** Task description **
Transcribe the records below exactly as they appear, omitting any pictures.

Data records
┄┄┄┄┄┄┄┄┄┄┄┄┄┄┄┄┄┄┄┄

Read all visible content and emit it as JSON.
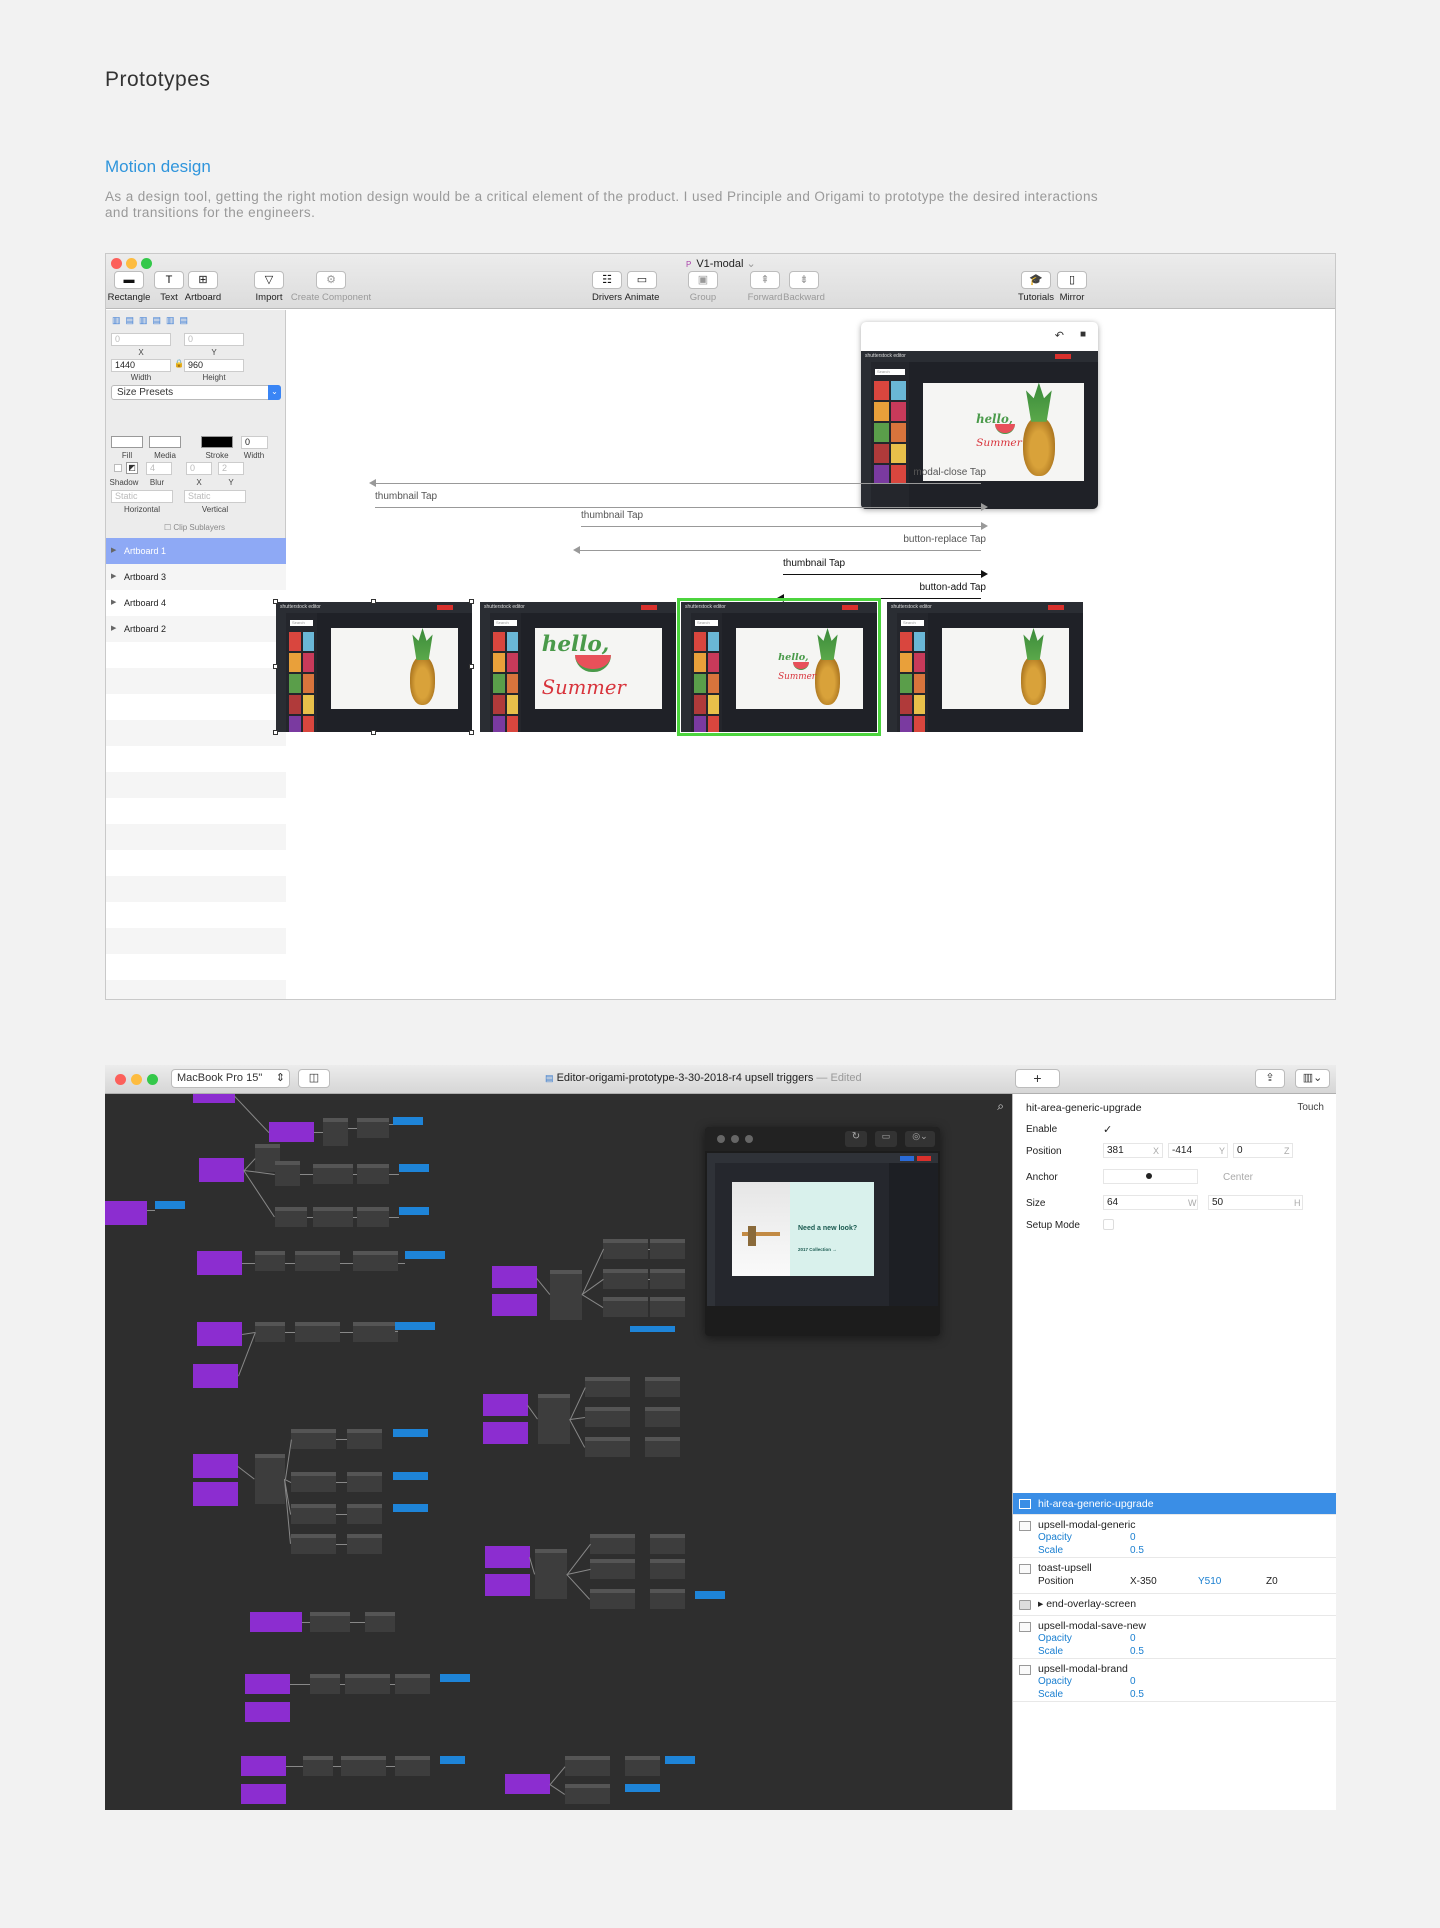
{
  "page": {
    "title": "Prototypes",
    "section_title": "Motion design",
    "description": "As a design tool, getting the right motion design would be a critical element of the product. I used Principle and Origami to prototype the desired interactions and transitions for the engineers."
  },
  "principle": {
    "window_title": "V1-modal",
    "toolbar_left": [
      {
        "label": "Rectangle",
        "icon": "rectangle-icon",
        "glyph": "▬"
      },
      {
        "label": "Text",
        "icon": "text-icon",
        "glyph": "T"
      },
      {
        "label": "Artboard",
        "icon": "artboard-icon",
        "glyph": "⊞"
      },
      {
        "label": "Import",
        "icon": "import-icon",
        "glyph": "▽"
      },
      {
        "label": "Create Component",
        "icon": "component-icon",
        "glyph": "⚙"
      }
    ],
    "toolbar_center": [
      {
        "label": "Drivers",
        "icon": "drivers-icon",
        "glyph": "☷"
      },
      {
        "label": "Animate",
        "icon": "animate-icon",
        "glyph": "▭"
      },
      {
        "label": "Group",
        "icon": "group-icon",
        "glyph": "▣"
      },
      {
        "label": "Forward",
        "icon": "forward-icon",
        "glyph": "⇞"
      },
      {
        "label": "Backward",
        "icon": "backward-icon",
        "glyph": "⇟"
      }
    ],
    "toolbar_right": [
      {
        "label": "Tutorials",
        "icon": "tutorials-icon",
        "glyph": "🎓"
      },
      {
        "label": "Mirror",
        "icon": "mirror-icon",
        "glyph": "▯"
      }
    ],
    "inspector": {
      "x": "0",
      "y": "0",
      "x_label": "X",
      "y_label": "Y",
      "width": "1440",
      "height": "960",
      "width_label": "Width",
      "height_label": "Height",
      "size_presets": "Size Presets",
      "fill_label": "Fill",
      "media_label": "Media",
      "stroke_label": "Stroke",
      "stroke_width": "0",
      "stroke_width_label": "Width",
      "shadow_label": "Shadow",
      "blur": "4",
      "blur_label": "Blur",
      "shadow_x": "0",
      "shadow_y": "2",
      "shadow_x_label": "X",
      "shadow_y_label": "Y",
      "horizontal": "Static",
      "vertical": "Static",
      "horizontal_label": "Horizontal",
      "vertical_label": "Vertical",
      "clip_label": "Clip Sublayers"
    },
    "layers": [
      "Artboard 1",
      "Artboard 3",
      "Artboard 4",
      "Artboard 2"
    ],
    "transitions": [
      "modal-close Tap",
      "thumbnail Tap",
      "thumbnail Tap",
      "button-replace Tap",
      "thumbnail Tap",
      "button-add Tap"
    ],
    "artboard_text": {
      "brand": "shutterstock editor",
      "search": "Search"
    },
    "accent": "#4cd43e",
    "selection": "#8ea9f5"
  },
  "origami": {
    "device": "MacBook Pro 15\"",
    "document_title": "Editor-origami-prototype-3-30-2018-r4 upsell triggers",
    "edited": "— Edited",
    "add_label": "+",
    "preview_card": {
      "headline": "Need a new look?",
      "cta": "2017 Collection →"
    },
    "inspector": {
      "layer_name": "hit-area-generic-upgrade",
      "type": "Touch",
      "enable_label": "Enable",
      "enable_value": "✓",
      "position_label": "Position",
      "pos_x": "381",
      "pos_y": "-414",
      "pos_z": "0",
      "anchor_label": "Anchor",
      "anchor_value": "Center",
      "size_label": "Size",
      "size_w": "64",
      "size_h": "50",
      "setup_label": "Setup Mode",
      "units": [
        "X",
        "Y",
        "Z",
        "W",
        "H"
      ]
    },
    "layers": [
      {
        "name": "hit-area-generic-upgrade",
        "selected": true
      },
      {
        "name": "upsell-modal-generic",
        "props": [
          {
            "k": "Opacity",
            "v": "0"
          },
          {
            "k": "Scale",
            "v": "0.5"
          }
        ]
      },
      {
        "name": "toast-upsell",
        "position": {
          "label": "Position",
          "x": "X-350",
          "y": "Y510",
          "z": "Z0"
        }
      },
      {
        "name": "end-overlay-screen",
        "folder": true
      },
      {
        "name": "upsell-modal-save-new",
        "props": [
          {
            "k": "Opacity",
            "v": "0"
          },
          {
            "k": "Scale",
            "v": "0.5"
          }
        ]
      },
      {
        "name": "upsell-modal-brand",
        "props": [
          {
            "k": "Opacity",
            "v": "0"
          },
          {
            "k": "Scale",
            "v": "0.5"
          }
        ]
      }
    ],
    "node_colors": {
      "purple": "#8c2dd0",
      "blue": "#1e84d8",
      "gray": "#3d3d3d"
    }
  }
}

┄┄┄┄┄┄┄┄┄┄┄┄┄┄┄┄┄┄┄┄

** Response to this exercise **
Read all visible content and emit it as JSON.
{
  "page": {
    "title": "Prototypes",
    "section_title": "Motion design",
    "description": "As a design tool, getting the right motion design would be a critical element of the product. I used Principle and Origami to prototype the desired interactions and transitions for the engineers."
  },
  "principle": {
    "window_title": "V1-modal",
    "toolbar_left": [
      {
        "label": "Rectangle",
        "icon": "rectangle-icon",
        "glyph": "▬"
      },
      {
        "label": "Text",
        "icon": "text-icon",
        "glyph": "T"
      },
      {
        "label": "Artboard",
        "icon": "artboard-icon",
        "glyph": "⊞"
      },
      {
        "label": "Import",
        "icon": "import-icon",
        "glyph": "▽"
      },
      {
        "label": "Create Component",
        "icon": "component-icon",
        "glyph": "⚙"
      }
    ],
    "toolbar_center": [
      {
        "label": "Drivers",
        "icon": "drivers-icon",
        "glyph": "☷"
      },
      {
        "label": "Animate",
        "icon": "animate-icon",
        "glyph": "▭"
      },
      {
        "label": "Group",
        "icon": "group-icon",
        "glyph": "▣"
      },
      {
        "label": "Forward",
        "icon": "forward-icon",
        "glyph": "⇞"
      },
      {
        "label": "Backward",
        "icon": "backward-icon",
        "glyph": "⇟"
      }
    ],
    "toolbar_right": [
      {
        "label": "Tutorials",
        "icon": "tutorials-icon",
        "glyph": "🎓"
      },
      {
        "label": "Mirror",
        "icon": "mirror-icon",
        "glyph": "▯"
      }
    ],
    "inspector": {
      "x": "0",
      "y": "0",
      "x_label": "X",
      "y_label": "Y",
      "width": "1440",
      "height": "960",
      "width_label": "Width",
      "height_label": "Height",
      "size_presets": "Size Presets",
      "fill_label": "Fill",
      "media_label": "Media",
      "stroke_label": "Stroke",
      "stroke_width": "0",
      "stroke_width_label": "Width",
      "shadow_label": "Shadow",
      "blur": "4",
      "blur_label": "Blur",
      "shadow_x": "0",
      "shadow_y": "2",
      "shadow_x_label": "X",
      "shadow_y_label": "Y",
      "horizontal": "Static",
      "vertical": "Static",
      "horizontal_label": "Horizontal",
      "vertical_label": "Vertical",
      "clip_label": "Clip Sublayers"
    },
    "layers": [
      "Artboard 1",
      "Artboard 3",
      "Artboard 4",
      "Artboard 2"
    ],
    "transitions": [
      "modal-close Tap",
      "thumbnail Tap",
      "thumbnail Tap",
      "button-replace Tap",
      "thumbnail Tap",
      "button-add Tap"
    ],
    "artboard_text": {
      "brand": "shutterstock editor",
      "search": "Search"
    },
    "accent": "#4cd43e",
    "selection": "#8ea9f5"
  },
  "origami": {
    "device": "MacBook Pro 15\"",
    "document_title": "Editor-origami-prototype-3-30-2018-r4 upsell triggers",
    "edited": "— Edited",
    "add_label": "+",
    "preview_card": {
      "headline": "Need a new look?",
      "cta": "2017 Collection →"
    },
    "inspector": {
      "layer_name": "hit-area-generic-upgrade",
      "type": "Touch",
      "enable_label": "Enable",
      "enable_value": "✓",
      "position_label": "Position",
      "pos_x": "381",
      "pos_y": "-414",
      "pos_z": "0",
      "anchor_label": "Anchor",
      "anchor_value": "Center",
      "size_label": "Size",
      "size_w": "64",
      "size_h": "50",
      "setup_label": "Setup Mode",
      "units": [
        "X",
        "Y",
        "Z",
        "W",
        "H"
      ]
    },
    "layers": [
      {
        "name": "hit-area-generic-upgrade",
        "selected": true
      },
      {
        "name": "upsell-modal-generic",
        "props": [
          {
            "k": "Opacity",
            "v": "0"
          },
          {
            "k": "Scale",
            "v": "0.5"
          }
        ]
      },
      {
        "name": "toast-upsell",
        "position": {
          "label": "Position",
          "x": "X-350",
          "y": "Y510",
          "z": "Z0"
        }
      },
      {
        "name": "end-overlay-screen",
        "folder": true
      },
      {
        "name": "upsell-modal-save-new",
        "props": [
          {
            "k": "Opacity",
            "v": "0"
          },
          {
            "k": "Scale",
            "v": "0.5"
          }
        ]
      },
      {
        "name": "upsell-modal-brand",
        "props": [
          {
            "k": "Opacity",
            "v": "0"
          },
          {
            "k": "Scale",
            "v": "0.5"
          }
        ]
      }
    ],
    "node_colors": {
      "purple": "#8c2dd0",
      "blue": "#1e84d8",
      "gray": "#3d3d3d"
    }
  }
}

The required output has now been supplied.